Required work: Determine how many lines of the records include "Ethics", and answer with the number alone.

Records:
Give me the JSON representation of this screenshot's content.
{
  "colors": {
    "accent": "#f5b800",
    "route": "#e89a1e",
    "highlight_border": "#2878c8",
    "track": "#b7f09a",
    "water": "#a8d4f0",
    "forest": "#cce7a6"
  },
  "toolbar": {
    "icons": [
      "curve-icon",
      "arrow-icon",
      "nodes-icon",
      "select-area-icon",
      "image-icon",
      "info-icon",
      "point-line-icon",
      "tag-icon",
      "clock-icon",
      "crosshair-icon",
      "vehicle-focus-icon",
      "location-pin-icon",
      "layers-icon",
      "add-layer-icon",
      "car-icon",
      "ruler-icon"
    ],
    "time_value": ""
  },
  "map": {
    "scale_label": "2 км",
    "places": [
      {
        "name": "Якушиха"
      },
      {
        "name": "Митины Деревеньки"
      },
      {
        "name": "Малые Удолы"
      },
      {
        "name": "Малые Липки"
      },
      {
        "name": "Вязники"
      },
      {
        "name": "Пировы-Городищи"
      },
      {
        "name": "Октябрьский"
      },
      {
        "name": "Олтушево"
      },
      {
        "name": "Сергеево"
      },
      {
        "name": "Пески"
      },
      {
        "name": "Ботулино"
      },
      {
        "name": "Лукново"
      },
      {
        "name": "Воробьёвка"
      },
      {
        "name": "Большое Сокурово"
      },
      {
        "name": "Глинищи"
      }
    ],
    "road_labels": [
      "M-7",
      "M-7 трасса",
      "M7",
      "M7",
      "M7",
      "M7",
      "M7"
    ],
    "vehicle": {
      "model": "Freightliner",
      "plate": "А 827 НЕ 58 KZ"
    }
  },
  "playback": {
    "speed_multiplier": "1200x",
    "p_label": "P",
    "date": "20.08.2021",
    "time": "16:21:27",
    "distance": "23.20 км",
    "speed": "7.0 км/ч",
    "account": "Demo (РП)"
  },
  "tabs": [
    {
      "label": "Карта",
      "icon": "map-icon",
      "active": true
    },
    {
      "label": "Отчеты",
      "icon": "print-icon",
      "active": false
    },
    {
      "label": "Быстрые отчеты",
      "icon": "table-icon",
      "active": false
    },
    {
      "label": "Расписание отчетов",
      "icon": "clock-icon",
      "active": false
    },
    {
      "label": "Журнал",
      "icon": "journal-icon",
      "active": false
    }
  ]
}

--

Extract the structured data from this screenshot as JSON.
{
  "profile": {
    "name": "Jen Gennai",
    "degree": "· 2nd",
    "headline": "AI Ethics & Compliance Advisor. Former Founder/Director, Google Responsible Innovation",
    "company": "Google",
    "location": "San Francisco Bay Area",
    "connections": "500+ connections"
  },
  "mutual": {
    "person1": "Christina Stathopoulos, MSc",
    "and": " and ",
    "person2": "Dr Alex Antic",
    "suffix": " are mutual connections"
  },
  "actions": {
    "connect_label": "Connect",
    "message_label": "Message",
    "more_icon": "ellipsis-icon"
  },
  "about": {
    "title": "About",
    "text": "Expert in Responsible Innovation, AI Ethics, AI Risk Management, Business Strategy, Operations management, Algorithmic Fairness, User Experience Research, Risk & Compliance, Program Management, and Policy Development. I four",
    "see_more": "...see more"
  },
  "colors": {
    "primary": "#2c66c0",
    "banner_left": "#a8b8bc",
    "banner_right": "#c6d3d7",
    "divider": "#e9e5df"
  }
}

* * *

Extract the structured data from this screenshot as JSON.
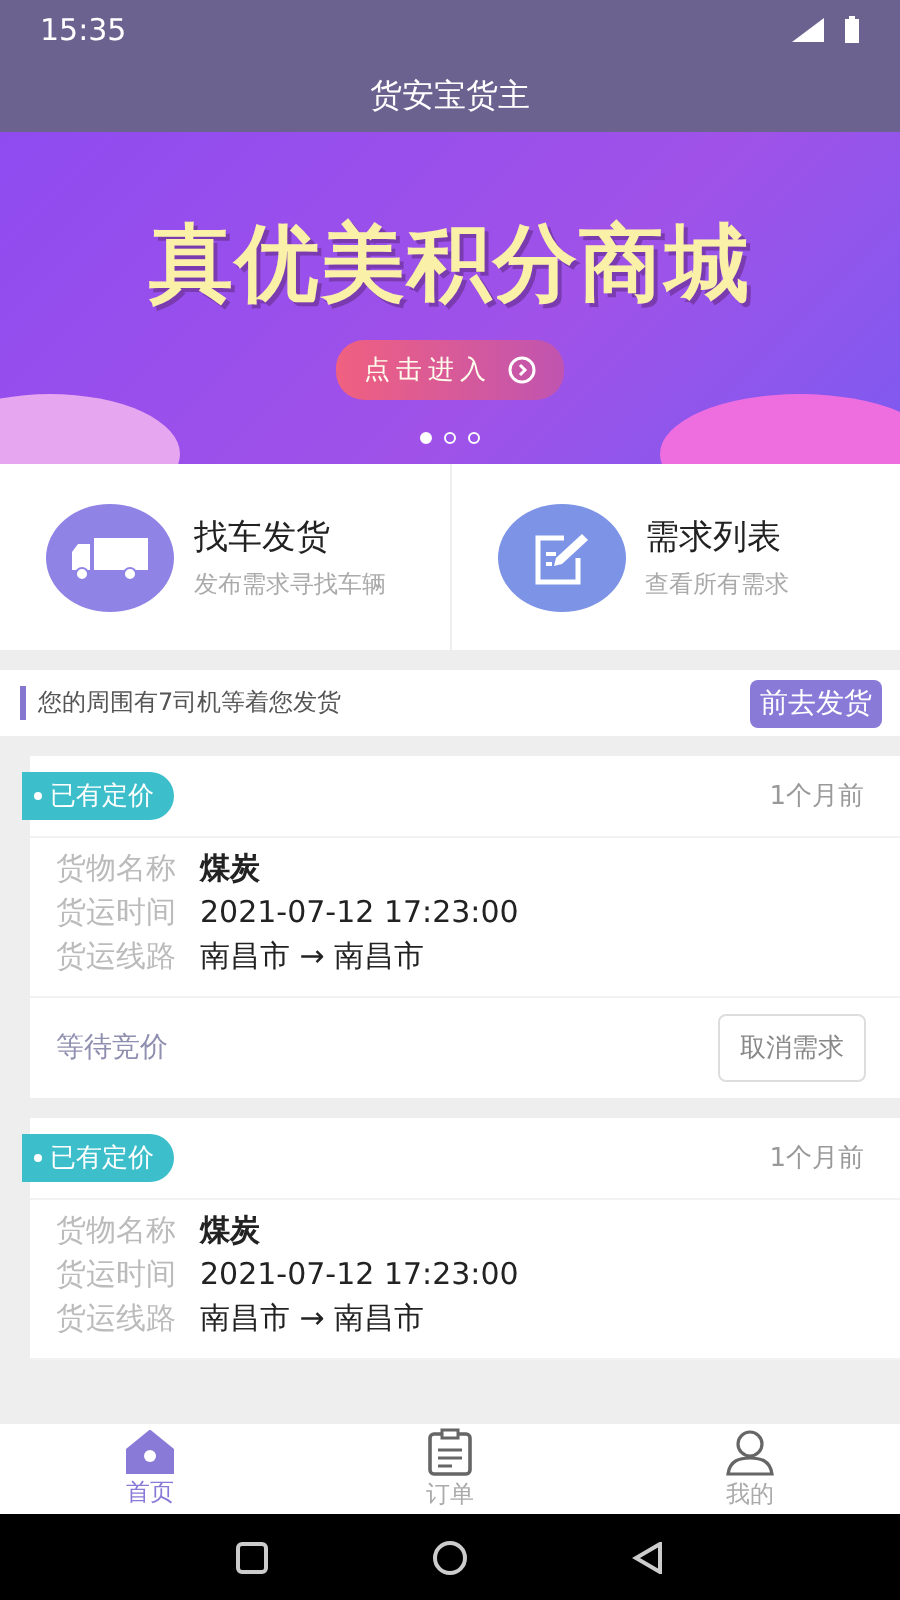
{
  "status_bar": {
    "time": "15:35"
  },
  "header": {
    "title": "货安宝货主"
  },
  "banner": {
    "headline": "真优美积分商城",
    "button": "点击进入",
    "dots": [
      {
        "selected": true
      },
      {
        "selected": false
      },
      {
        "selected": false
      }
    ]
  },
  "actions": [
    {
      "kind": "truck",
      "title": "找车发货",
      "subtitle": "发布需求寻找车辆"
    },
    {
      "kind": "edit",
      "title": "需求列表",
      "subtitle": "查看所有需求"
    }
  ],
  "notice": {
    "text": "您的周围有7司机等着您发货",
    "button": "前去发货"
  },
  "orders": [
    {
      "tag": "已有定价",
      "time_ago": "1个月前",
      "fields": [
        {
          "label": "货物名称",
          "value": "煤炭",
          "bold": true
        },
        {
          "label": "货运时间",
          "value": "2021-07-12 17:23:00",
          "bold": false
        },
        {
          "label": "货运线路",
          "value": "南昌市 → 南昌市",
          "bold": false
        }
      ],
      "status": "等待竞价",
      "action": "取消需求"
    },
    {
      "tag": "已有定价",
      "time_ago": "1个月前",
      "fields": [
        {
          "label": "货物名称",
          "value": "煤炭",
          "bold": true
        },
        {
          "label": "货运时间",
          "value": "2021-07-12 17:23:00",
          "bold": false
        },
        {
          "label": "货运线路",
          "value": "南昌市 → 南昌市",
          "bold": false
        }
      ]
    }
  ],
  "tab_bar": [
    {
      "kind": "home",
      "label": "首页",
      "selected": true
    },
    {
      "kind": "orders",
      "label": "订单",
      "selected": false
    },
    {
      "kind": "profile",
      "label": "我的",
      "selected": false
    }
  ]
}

Full output: 2